▶ The problem
Gather each line containing the string "الله" from these entries.

-- Begin Given records --

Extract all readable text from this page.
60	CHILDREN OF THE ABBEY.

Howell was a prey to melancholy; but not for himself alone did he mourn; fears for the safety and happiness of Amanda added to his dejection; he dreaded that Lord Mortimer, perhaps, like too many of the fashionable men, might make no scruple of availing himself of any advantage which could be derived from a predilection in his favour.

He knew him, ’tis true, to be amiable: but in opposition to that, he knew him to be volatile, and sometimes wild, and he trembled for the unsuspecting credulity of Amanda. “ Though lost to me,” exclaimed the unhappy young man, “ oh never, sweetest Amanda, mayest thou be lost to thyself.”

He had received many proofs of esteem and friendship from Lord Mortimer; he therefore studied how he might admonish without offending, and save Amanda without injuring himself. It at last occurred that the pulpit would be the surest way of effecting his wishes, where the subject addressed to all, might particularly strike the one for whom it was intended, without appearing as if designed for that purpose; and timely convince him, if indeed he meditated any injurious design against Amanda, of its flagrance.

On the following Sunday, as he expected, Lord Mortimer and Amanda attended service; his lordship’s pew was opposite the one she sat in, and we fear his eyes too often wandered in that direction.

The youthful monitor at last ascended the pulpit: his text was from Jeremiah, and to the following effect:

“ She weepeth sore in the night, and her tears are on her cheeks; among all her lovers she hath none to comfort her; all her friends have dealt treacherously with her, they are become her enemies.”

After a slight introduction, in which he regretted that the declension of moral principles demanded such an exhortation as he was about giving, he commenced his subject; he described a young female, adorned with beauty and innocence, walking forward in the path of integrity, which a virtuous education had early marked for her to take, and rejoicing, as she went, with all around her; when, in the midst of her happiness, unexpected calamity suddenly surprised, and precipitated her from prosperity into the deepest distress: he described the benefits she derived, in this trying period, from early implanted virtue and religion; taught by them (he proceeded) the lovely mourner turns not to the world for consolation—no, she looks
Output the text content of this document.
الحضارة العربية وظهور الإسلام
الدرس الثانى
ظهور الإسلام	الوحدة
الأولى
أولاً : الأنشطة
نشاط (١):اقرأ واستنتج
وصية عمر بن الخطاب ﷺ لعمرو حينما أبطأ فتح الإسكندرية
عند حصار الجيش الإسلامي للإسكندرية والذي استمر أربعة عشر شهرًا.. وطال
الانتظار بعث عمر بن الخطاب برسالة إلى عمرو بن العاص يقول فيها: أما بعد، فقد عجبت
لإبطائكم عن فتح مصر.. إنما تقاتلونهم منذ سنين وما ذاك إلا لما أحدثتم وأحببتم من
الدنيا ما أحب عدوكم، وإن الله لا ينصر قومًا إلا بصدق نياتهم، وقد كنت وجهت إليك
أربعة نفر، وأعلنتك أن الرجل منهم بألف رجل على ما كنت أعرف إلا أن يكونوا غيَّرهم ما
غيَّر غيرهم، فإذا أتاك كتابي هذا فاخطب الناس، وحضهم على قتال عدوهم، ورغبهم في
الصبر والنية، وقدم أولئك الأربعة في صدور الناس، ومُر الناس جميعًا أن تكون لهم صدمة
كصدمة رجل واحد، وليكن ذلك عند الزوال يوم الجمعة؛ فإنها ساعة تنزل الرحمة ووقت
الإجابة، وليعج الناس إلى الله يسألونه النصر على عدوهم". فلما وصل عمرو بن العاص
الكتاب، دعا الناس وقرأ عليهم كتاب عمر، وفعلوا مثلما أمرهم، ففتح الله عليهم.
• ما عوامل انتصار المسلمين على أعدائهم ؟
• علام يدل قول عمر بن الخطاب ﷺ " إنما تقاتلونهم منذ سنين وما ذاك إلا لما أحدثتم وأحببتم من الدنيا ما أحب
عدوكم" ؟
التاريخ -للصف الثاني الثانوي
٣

-- End Given records --

▶ Worked solution
الدنيا ما أحب عدوكم، وإن الله لا ينصر قومًا إلا بصدق نياتهم، وقد كنت وجهت إليك
الإجابة، وليعج الناس إلى الله يسألونه النصر على عدوهم". فلما وصل عمرو بن العاص
الكتاب، دعا الناس وقرأ عليهم كتاب عمر، وفعلوا مثلما أمرهم، ففتح الله عليهم.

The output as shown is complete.